─── DATA IN THIS EXERCISE ───
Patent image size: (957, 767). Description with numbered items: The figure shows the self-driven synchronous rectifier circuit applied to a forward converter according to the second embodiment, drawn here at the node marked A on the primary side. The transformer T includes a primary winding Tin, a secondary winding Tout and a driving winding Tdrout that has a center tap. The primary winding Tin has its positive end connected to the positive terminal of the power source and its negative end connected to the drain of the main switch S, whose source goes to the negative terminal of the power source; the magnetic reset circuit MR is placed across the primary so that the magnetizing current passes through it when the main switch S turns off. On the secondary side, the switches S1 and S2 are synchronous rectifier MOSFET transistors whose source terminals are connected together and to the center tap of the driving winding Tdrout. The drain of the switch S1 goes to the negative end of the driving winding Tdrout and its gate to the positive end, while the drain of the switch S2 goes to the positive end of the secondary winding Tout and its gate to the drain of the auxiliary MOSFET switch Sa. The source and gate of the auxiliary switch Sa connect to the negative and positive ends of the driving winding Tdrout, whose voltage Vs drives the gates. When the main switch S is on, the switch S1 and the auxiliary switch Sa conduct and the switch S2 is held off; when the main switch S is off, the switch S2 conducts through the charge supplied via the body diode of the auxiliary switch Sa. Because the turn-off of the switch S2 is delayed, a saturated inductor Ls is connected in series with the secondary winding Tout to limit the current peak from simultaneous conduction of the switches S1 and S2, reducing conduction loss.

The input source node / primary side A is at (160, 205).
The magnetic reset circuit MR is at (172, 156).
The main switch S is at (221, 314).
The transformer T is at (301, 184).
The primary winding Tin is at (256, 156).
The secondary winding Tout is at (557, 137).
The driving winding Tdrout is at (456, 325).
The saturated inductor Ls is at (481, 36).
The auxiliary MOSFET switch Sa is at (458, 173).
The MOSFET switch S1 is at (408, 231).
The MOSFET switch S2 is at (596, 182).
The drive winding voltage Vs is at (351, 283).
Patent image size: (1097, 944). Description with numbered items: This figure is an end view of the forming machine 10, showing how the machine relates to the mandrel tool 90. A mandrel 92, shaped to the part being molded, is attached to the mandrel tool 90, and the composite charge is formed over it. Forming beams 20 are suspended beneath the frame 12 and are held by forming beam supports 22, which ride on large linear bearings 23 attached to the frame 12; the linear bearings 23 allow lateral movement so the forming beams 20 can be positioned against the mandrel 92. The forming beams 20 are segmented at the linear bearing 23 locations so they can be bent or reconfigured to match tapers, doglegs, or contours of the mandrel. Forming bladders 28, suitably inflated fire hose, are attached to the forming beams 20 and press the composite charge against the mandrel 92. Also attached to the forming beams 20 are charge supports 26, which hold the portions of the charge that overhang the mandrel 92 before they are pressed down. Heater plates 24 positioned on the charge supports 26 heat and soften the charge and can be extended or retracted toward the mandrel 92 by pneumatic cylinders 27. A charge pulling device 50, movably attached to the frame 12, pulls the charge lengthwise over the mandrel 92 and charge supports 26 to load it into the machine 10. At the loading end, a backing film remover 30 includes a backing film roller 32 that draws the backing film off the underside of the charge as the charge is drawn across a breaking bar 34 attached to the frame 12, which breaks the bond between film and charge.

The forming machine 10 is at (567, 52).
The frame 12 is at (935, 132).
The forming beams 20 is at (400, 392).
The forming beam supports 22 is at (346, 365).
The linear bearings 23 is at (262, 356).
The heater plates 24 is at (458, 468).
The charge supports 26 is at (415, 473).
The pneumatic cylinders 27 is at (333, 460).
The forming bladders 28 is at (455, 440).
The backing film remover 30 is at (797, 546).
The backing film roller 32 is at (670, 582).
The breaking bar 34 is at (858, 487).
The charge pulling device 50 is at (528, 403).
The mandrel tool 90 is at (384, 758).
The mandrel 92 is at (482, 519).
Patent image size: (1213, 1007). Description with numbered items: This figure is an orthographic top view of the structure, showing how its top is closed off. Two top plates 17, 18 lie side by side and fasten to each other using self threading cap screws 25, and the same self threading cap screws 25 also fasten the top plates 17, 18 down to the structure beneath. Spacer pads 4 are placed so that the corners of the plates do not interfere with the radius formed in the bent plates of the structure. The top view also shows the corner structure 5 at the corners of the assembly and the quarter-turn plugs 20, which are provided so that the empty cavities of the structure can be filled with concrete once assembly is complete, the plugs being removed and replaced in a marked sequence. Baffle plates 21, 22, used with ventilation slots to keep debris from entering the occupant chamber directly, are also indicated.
───
* **YOUR INSTRUCTIONS**: Find each line in the records above that contains the string "inductor", treating uppercase and lowercase as different, and copy those lines.

* **WRITTEN SOLUTION**:
Patent image size: (957, 767). Description with numbered items: The figure shows the self-driven synchronous rectifier circuit applied to a forward converter according to the second embodiment, drawn here at the node marked A on the primary side. The transformer T includes a primary winding Tin, a secondary winding Tout and a driving winding Tdrout that has a center tap. The primary winding Tin has its positive end connected to the positive terminal of the power source and its negative end connected to the drain of the main switch S, whose source goes to the negative terminal of the power source; the magnetic reset circuit MR is placed across the primary so that the magnetizing current passes through it when the main switch S turns off. On the secondary side, the switches S1 and S2 are synchronous rectifier MOSFET transistors whose source terminals are connected together and to the center tap of the driving winding Tdrout. The drain of the switch S1 goes to the negative end of the driving winding Tdrout and its gate to the positive end, while the drain of the switch S2 goes to the positive end of the secondary winding Tout and its gate to the drain of the auxiliary MOSFET switch Sa. The source and gate of the auxiliary switch Sa connect to the negative and positive ends of the driving winding Tdrout, whose voltage Vs drives the gates. When the main switch S is on, the switch S1 and the auxiliary switch Sa conduct and the switch S2 is held off; when the main switch S is off, the switch S2 conducts through the charge supplied via the body diode of the auxiliary switch Sa. Because the turn-off of the switch S2 is delayed, a saturated inductor Ls is connected in series with the secondary winding Tout to limit the current peak from simultaneous conduction of the switches S1 and S2, reducing conduction loss.
The saturated inductor Ls is at (481, 36).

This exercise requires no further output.